THE TASK
Count how many lines include "image" and answer with that number only.

INPUT ROWS
______

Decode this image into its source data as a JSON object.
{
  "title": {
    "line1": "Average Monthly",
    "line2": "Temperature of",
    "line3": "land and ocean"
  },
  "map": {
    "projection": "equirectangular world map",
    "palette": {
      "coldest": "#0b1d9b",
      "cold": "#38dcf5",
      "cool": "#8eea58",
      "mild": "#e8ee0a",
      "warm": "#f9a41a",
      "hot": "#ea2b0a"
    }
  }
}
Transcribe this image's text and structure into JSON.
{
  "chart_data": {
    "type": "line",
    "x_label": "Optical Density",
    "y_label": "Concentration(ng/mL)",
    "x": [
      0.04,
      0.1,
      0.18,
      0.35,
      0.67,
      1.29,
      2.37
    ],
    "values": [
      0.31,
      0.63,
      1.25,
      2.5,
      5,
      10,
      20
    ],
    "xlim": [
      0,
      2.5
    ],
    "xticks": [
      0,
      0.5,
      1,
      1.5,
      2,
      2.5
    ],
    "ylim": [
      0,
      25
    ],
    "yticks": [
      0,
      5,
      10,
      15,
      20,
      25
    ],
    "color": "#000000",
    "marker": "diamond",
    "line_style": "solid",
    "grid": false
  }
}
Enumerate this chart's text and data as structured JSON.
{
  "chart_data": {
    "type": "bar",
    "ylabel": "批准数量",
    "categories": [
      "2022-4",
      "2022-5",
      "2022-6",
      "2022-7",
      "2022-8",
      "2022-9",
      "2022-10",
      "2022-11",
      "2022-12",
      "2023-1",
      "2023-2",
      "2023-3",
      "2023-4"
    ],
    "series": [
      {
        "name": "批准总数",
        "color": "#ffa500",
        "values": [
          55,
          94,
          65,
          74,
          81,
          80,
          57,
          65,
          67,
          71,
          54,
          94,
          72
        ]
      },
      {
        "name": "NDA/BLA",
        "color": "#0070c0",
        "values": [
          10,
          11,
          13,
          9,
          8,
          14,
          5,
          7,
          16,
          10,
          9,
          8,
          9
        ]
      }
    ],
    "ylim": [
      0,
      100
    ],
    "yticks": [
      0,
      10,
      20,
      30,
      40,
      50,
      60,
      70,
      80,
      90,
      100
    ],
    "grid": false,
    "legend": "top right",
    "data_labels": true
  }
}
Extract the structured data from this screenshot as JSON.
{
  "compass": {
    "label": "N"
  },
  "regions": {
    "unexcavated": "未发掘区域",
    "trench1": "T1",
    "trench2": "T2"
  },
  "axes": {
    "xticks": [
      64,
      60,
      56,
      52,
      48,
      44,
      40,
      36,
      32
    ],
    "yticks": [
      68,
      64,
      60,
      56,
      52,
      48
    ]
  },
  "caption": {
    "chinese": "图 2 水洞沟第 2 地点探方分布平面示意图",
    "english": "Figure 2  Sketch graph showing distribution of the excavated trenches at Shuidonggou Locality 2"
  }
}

______

COMPLETE ANSWER
2